TASK DIRECTIONS: Transcribe the records exactly. Pictures do not belong in the transcription.

GIVEN RECORDS:
▼▼▼

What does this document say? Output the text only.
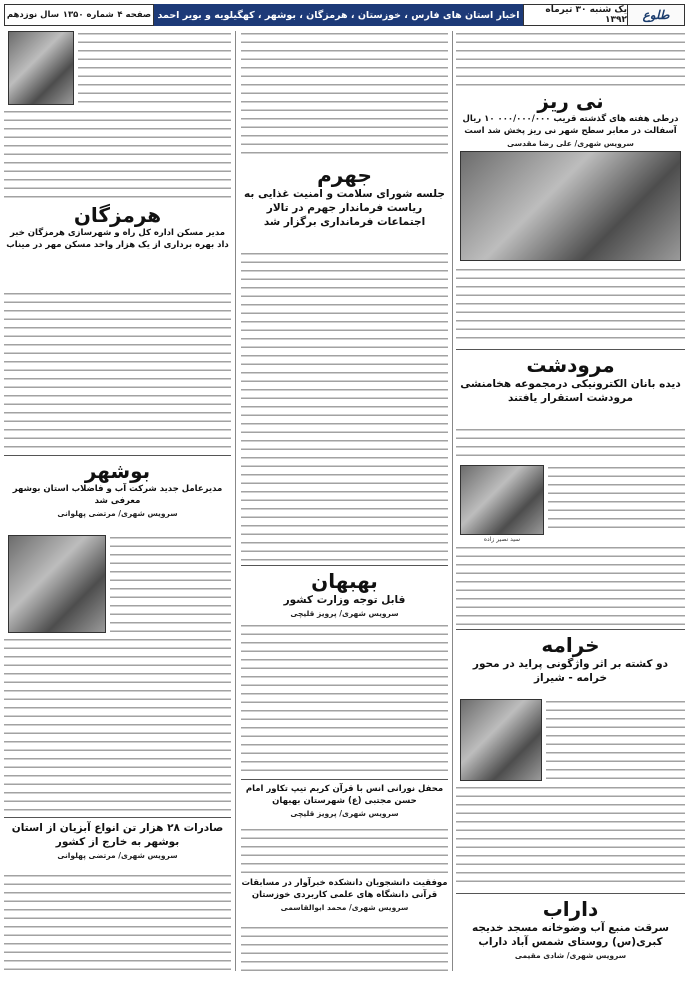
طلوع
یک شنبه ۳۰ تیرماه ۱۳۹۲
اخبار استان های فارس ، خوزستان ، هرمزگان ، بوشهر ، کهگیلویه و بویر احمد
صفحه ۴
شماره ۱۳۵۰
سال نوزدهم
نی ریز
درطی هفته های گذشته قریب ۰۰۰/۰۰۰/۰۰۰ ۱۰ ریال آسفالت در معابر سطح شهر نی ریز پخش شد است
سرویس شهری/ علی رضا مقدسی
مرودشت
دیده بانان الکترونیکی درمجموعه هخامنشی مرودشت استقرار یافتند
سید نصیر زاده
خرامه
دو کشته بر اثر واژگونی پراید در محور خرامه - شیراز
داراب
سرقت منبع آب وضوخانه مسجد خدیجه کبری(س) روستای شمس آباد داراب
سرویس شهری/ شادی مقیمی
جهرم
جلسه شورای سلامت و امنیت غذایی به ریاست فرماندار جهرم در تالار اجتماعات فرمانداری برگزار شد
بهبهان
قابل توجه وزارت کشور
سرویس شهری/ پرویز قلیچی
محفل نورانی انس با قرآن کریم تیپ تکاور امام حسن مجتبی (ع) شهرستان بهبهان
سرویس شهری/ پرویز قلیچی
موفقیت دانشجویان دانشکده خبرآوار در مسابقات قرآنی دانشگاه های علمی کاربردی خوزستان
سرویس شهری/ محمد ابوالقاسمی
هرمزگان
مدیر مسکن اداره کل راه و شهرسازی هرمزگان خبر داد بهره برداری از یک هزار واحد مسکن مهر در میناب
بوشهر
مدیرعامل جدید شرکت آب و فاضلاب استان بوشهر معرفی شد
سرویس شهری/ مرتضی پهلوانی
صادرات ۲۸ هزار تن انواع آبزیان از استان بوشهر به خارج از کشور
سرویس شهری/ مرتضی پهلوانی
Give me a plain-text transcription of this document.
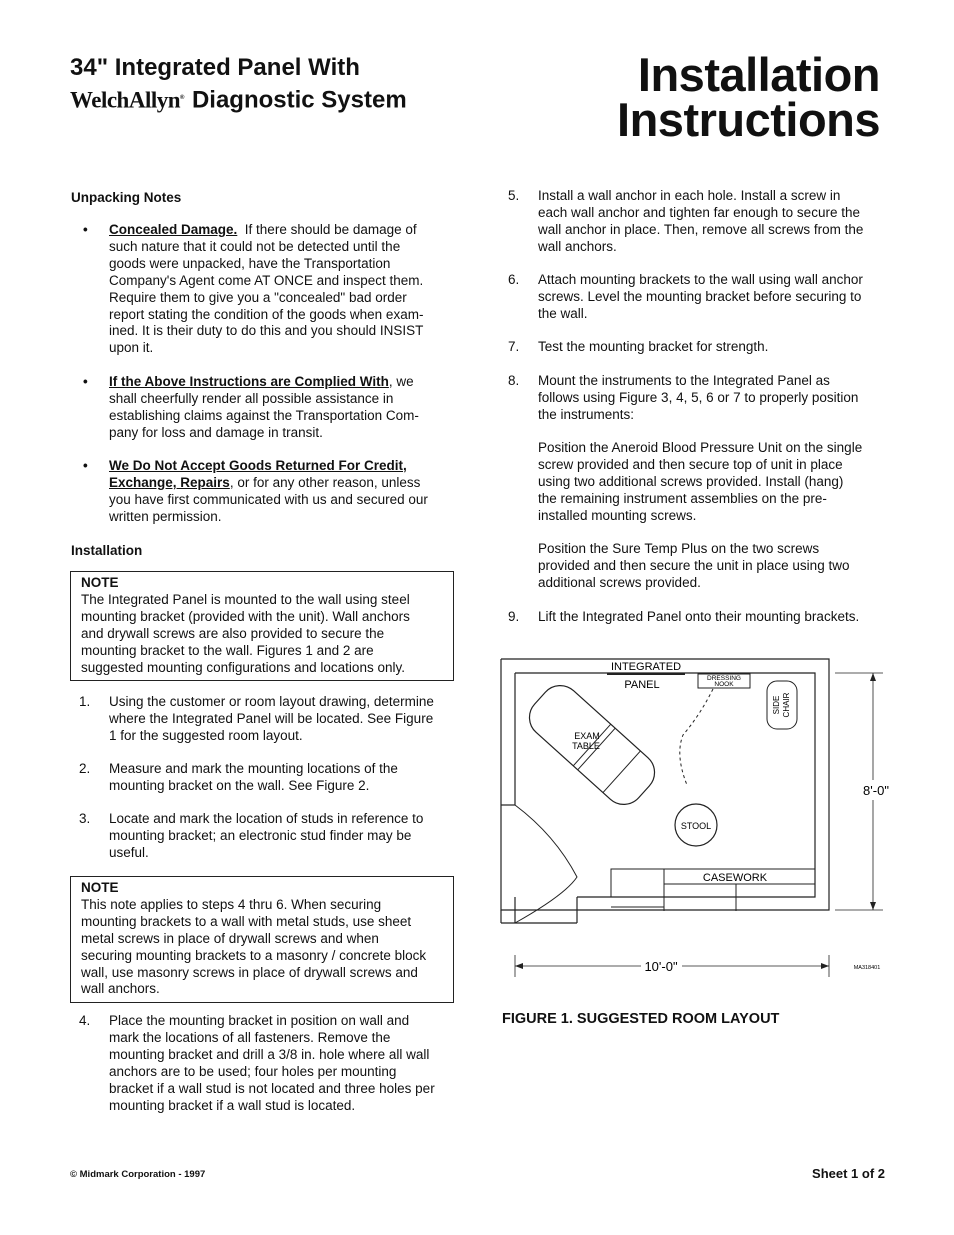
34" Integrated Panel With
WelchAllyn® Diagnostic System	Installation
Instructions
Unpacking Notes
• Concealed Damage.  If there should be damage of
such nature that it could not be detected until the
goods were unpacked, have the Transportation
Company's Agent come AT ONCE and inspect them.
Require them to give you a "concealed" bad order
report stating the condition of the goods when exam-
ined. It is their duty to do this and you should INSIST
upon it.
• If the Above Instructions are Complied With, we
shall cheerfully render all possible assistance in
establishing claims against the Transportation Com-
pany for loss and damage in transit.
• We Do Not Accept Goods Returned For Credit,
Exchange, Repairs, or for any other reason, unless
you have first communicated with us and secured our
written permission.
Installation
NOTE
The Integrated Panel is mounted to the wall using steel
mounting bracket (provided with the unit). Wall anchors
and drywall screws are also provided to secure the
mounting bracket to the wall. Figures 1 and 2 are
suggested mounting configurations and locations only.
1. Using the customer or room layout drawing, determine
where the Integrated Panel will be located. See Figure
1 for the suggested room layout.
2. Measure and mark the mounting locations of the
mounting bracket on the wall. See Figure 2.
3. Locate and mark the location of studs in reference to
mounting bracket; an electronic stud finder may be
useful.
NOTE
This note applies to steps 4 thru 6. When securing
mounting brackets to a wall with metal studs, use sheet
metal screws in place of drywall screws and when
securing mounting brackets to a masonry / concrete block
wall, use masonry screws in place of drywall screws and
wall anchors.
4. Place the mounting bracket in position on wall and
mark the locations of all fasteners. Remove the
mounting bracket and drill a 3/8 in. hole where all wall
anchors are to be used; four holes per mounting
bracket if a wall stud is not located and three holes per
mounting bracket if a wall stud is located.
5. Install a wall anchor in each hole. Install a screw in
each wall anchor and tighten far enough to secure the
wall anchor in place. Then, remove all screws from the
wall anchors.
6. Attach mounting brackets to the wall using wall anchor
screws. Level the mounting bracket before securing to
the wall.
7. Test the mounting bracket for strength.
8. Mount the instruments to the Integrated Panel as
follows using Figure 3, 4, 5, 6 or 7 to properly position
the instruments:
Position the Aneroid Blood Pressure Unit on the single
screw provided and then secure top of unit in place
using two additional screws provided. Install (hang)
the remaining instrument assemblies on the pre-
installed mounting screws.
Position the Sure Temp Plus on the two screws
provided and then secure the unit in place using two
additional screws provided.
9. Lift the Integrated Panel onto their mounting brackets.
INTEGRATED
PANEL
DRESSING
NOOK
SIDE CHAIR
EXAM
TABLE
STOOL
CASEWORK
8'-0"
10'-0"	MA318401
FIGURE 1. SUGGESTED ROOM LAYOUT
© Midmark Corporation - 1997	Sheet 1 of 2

▲▲▲

RESULT:
What does this document say? Output the text only.
طلوع
یک شنبه ۳۰ تیرماه ۱۳۹۲
اخبار استان های فارس ، خوزستان ، هرمزگان ، بوشهر ، کهگیلویه و بویر احمد
صفحه ۴
شماره ۱۳۵۰
سال نوزدهم
نی ریز
درطی هفته های گذشته قریب ۰۰۰/۰۰۰/۰۰۰ ۱۰ ریال آسفالت در معابر سطح شهر نی ریز پخش شد است
سرویس شهری/ علی رضا مقدسی
مرودشت
دیده بانان الکترونیکی درمجموعه هخامنشی مرودشت استقرار یافتند
سید نصیر زاده
خرامه
دو کشته بر اثر واژگونی پراید در محور خرامه - شیراز
داراب
سرقت منبع آب وضوخانه مسجد خدیجه کبری(س) روستای شمس آباد داراب
سرویس شهری/ شادی مقیمی
جهرم
جلسه شورای سلامت و امنیت غذایی به ریاست فرماندار جهرم در تالار اجتماعات فرمانداری برگزار شد
بهبهان
قابل توجه وزارت کشور
سرویس شهری/ پرویز قلیچی
محفل نورانی انس با قرآن کریم تیپ تکاور امام حسن مجتبی (ع) شهرستان بهبهان
سرویس شهری/ پرویز قلیچی
موفقیت دانشجویان دانشکده خبرآوار در مسابقات قرآنی دانشگاه های علمی کاربردی خوزستان
سرویس شهری/ محمد ابوالقاسمی
هرمزگان
مدیر مسکن اداره کل راه و شهرسازی هرمزگان خبر داد بهره برداری از یک هزار واحد مسکن مهر در میناب
بوشهر
مدیرعامل جدید شرکت آب و فاضلاب استان بوشهر معرفی شد
سرویس شهری/ مرتضی پهلوانی
صادرات ۲۸ هزار تن انواع آبزیان از استان بوشهر به خارج از کشور
سرویس شهری/ مرتضی پهلوانی
Give me a plain-text transcription of this document.
34" Integrated Panel With
WelchAllyn® Diagnostic System	Installation
Instructions
Unpacking Notes
• Concealed Damage.  If there should be damage of
such nature that it could not be detected until the
goods were unpacked, have the Transportation
Company's Agent come AT ONCE and inspect them.
Require them to give you a "concealed" bad order
report stating the condition of the goods when exam-
ined. It is their duty to do this and you should INSIST
upon it.
• If the Above Instructions are Complied With, we
shall cheerfully render all possible assistance in
establishing claims against the Transportation Com-
pany for loss and damage in transit.
• We Do Not Accept Goods Returned For Credit,
Exchange, Repairs, or for any other reason, unless
you have first communicated with us and secured our
written permission.
Installation
NOTE
The Integrated Panel is mounted to the wall using steel
mounting bracket (provided with the unit). Wall anchors
and drywall screws are also provided to secure the
mounting bracket to the wall. Figures 1 and 2 are
suggested mounting configurations and locations only.
1. Using the customer or room layout drawing, determine
where the Integrated Panel will be located. See Figure
1 for the suggested room layout.
2. Measure and mark the mounting locations of the
mounting bracket on the wall. See Figure 2.
3. Locate and mark the location of studs in reference to
mounting bracket; an electronic stud finder may be
useful.
NOTE
This note applies to steps 4 thru 6. When securing
mounting brackets to a wall with metal studs, use sheet
metal screws in place of drywall screws and when
securing mounting brackets to a masonry / concrete block
wall, use masonry screws in place of drywall screws and
wall anchors.
4. Place the mounting bracket in position on wall and
mark the locations of all fasteners. Remove the
mounting bracket and drill a 3/8 in. hole where all wall
anchors are to be used; four holes per mounting
bracket if a wall stud is not located and three holes per
mounting bracket if a wall stud is located.
5. Install a wall anchor in each hole. Install a screw in
each wall anchor and tighten far enough to secure the
wall anchor in place. Then, remove all screws from the
wall anchors.
6. Attach mounting brackets to the wall using wall anchor
screws. Level the mounting bracket before securing to
the wall.
7. Test the mounting bracket for strength.
8. Mount the instruments to the Integrated Panel as
follows using Figure 3, 4, 5, 6 or 7 to properly position
the instruments:
Position the Aneroid Blood Pressure Unit on the single
screw provided and then secure top of unit in place
using two additional screws provided. Install (hang)
the remaining instrument assemblies on the pre-
installed mounting screws.
Position the Sure Temp Plus on the two screws
provided and then secure the unit in place using two
additional screws provided.
9. Lift the Integrated Panel onto their mounting brackets.
INTEGRATED
PANEL
DRESSING
NOOK
SIDE CHAIR
EXAM
TABLE
STOOL
CASEWORK
8'-0"
10'-0"	MA318401
FIGURE 1. SUGGESTED ROOM LAYOUT
© Midmark Corporation - 1997	Sheet 1 of 2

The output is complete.